:: TASK DESCRIPTION ::
Output all the entries word for word. Omit the pictures.

+---+

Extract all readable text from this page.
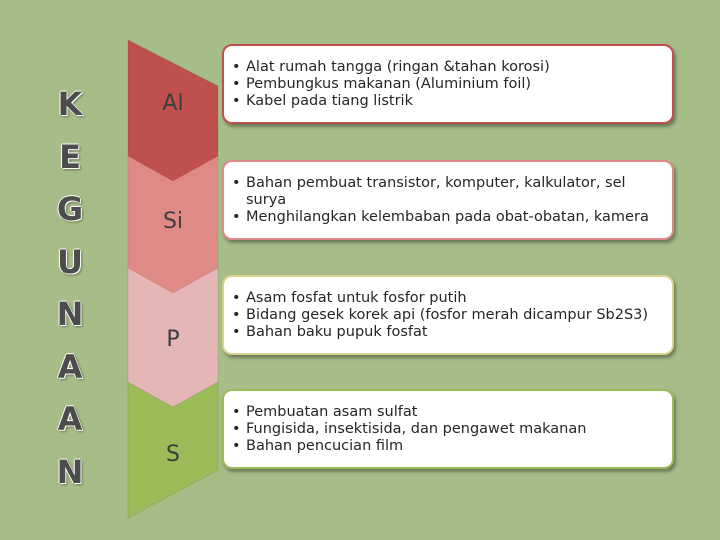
K
E
G
U
N
A
A
N
Al
Si
P
S
• Alat rumah tangga (ringan &tahan korosi)
• Pembungkus makanan (Aluminium foil)
• Kabel pada tiang listrik
• Bahan pembuat transistor, komputer, kalkulator, sel surya
• Menghilangkan kelembaban pada obat-obatan, kamera
• Asam fosfat untuk fosfor putih
• Bidang gesek korek api (fosfor merah dicampur Sb2S3)
• Bahan baku pupuk fosfat
• Pembuatan asam sulfat
• Fungisida, insektisida, dan pengawet makanan
• Bahan pencucian film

+---+

:: RESPONSE TO THE TASK ::
Extract all readable text from this page.
K
E
G
U
N
A
A
N
Al
Si
P
S
• Alat rumah tangga (ringan &tahan korosi)
• Pembungkus makanan (Aluminium foil)
• Kabel pada tiang listrik
• Bahan pembuat transistor, komputer, kalkulator, sel surya
• Menghilangkan kelembaban pada obat-obatan, kamera
• Asam fosfat untuk fosfor putih
• Bidang gesek korek api (fosfor merah dicampur Sb2S3)
• Bahan baku pupuk fosfat
• Pembuatan asam sulfat
• Fungisida, insektisida, dan pengawet makanan
• Bahan pencucian film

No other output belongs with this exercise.